= Dataset records =

§ §

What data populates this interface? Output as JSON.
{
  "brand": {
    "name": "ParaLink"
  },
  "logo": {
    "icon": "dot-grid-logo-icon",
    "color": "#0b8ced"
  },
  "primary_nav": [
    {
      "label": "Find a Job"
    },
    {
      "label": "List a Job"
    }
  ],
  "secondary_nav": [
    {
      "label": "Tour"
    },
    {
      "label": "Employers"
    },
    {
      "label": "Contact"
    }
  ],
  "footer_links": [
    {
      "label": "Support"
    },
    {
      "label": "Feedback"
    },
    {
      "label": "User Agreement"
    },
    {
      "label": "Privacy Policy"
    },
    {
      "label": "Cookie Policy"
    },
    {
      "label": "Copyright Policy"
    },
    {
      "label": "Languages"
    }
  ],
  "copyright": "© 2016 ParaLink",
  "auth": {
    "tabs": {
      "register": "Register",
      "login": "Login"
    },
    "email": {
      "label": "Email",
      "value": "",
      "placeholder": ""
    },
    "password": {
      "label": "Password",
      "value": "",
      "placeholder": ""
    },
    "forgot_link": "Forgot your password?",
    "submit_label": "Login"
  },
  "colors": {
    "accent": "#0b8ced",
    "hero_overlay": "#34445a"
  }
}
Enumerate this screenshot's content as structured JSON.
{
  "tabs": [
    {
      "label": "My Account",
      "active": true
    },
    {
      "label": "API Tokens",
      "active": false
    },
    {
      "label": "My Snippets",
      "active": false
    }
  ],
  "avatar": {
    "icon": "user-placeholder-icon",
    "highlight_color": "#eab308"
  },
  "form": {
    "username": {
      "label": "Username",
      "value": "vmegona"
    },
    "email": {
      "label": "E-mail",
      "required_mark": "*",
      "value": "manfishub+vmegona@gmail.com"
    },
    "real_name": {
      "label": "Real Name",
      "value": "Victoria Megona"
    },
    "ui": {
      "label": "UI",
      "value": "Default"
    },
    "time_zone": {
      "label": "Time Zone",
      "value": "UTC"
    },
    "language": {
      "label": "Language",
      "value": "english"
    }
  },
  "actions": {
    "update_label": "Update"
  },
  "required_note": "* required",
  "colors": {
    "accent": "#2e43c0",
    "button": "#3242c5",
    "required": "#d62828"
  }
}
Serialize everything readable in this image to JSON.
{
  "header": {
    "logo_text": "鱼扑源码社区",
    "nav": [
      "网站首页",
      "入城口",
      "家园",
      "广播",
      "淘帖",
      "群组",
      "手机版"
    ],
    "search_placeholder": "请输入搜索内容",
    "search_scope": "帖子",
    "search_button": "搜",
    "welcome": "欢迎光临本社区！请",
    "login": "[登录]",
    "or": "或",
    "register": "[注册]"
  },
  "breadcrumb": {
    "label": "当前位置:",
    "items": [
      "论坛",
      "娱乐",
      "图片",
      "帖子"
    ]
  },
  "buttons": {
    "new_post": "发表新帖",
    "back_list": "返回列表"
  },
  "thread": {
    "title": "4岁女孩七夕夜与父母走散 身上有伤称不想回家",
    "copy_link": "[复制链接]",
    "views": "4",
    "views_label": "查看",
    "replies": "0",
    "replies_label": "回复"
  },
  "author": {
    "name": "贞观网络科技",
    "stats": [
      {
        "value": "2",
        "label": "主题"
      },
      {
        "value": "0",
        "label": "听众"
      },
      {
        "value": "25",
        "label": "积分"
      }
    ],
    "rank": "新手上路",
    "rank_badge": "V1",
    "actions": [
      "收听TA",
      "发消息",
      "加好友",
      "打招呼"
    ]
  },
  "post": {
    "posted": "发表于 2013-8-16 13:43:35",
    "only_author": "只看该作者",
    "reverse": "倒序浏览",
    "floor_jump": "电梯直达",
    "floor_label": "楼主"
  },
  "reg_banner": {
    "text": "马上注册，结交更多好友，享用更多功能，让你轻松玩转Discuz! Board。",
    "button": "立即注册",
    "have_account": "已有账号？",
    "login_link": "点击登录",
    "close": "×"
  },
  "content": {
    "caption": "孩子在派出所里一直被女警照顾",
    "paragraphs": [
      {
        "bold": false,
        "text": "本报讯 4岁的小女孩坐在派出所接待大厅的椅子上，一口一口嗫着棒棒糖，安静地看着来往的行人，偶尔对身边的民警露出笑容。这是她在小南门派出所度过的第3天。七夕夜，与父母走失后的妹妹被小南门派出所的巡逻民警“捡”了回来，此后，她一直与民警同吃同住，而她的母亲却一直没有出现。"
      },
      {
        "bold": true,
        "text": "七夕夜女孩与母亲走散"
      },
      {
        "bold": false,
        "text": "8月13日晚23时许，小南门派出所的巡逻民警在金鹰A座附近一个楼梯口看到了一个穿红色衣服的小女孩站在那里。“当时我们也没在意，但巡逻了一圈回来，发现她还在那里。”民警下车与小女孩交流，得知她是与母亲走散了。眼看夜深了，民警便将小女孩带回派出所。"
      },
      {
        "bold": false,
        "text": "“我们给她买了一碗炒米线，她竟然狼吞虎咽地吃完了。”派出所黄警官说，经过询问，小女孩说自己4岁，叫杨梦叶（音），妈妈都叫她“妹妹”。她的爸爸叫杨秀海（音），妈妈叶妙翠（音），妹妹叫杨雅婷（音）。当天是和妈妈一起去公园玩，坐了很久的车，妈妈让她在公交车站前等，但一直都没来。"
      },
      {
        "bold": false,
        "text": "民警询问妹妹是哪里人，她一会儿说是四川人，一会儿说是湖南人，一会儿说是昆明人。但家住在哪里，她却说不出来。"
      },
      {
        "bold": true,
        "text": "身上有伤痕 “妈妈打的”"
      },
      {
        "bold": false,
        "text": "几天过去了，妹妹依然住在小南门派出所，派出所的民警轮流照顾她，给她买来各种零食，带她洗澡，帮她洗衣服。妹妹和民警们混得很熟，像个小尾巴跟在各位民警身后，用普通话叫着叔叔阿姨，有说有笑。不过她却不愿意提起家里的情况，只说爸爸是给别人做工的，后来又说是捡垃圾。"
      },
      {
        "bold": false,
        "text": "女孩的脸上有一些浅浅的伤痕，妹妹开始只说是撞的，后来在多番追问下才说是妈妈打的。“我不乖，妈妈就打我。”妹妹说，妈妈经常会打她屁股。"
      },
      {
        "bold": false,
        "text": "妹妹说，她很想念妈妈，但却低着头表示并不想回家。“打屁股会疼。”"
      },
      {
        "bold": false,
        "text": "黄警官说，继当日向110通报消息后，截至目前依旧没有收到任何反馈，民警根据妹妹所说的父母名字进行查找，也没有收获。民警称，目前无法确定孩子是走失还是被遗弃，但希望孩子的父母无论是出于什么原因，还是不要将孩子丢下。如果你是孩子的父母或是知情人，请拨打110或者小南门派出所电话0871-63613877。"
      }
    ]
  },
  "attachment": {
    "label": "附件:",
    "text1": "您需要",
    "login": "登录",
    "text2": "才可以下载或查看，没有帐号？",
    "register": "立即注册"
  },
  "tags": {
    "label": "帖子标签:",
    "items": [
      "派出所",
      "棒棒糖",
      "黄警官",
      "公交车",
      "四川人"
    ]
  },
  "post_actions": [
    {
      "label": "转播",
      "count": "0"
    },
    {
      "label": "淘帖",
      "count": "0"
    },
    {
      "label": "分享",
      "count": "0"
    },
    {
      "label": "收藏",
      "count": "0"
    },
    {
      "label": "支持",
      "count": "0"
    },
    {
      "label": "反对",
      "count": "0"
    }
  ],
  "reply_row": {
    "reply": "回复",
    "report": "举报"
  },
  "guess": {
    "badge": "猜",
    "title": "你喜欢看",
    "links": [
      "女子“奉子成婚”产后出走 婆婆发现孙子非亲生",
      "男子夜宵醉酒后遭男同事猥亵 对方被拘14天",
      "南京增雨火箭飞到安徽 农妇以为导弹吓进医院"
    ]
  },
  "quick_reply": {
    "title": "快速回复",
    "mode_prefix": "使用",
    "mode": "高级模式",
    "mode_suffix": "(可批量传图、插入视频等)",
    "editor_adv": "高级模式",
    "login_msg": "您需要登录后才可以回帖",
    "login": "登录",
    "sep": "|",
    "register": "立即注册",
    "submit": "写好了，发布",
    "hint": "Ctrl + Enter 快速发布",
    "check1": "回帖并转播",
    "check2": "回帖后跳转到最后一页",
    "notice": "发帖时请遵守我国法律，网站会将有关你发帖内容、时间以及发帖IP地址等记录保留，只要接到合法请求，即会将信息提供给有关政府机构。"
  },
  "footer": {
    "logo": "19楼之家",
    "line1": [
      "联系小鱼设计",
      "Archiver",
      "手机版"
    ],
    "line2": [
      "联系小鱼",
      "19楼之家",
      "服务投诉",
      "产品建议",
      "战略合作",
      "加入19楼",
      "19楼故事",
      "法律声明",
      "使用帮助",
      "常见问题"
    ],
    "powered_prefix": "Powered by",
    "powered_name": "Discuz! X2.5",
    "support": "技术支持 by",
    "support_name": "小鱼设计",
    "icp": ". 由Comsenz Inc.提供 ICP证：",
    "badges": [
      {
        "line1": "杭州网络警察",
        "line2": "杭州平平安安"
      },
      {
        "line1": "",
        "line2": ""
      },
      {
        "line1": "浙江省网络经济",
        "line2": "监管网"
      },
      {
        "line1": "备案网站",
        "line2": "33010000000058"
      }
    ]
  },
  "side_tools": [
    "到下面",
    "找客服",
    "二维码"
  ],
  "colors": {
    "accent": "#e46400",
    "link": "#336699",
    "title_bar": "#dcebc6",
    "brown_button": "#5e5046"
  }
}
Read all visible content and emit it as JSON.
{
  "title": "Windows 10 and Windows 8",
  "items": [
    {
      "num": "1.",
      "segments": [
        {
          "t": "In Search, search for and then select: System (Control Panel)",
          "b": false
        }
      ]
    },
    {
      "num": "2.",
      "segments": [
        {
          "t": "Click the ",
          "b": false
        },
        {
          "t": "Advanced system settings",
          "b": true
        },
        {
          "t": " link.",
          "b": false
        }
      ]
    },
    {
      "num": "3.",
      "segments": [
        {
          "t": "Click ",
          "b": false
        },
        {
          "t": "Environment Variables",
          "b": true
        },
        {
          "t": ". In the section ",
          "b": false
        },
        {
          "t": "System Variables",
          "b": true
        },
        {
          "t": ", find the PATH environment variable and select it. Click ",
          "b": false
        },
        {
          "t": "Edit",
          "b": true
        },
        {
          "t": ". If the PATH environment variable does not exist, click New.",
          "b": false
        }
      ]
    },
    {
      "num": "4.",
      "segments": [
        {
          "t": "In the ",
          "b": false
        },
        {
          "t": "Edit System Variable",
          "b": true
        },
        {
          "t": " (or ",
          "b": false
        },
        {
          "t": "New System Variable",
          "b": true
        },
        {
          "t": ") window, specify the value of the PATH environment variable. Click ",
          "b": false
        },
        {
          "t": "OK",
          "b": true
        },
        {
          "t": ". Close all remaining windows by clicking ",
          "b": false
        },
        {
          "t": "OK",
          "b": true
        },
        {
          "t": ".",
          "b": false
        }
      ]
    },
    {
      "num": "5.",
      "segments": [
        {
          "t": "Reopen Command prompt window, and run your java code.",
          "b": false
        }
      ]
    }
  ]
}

§ §

Tally up the lines in the preceding listing that contain the string "your". Respond with the number and nothing else.

2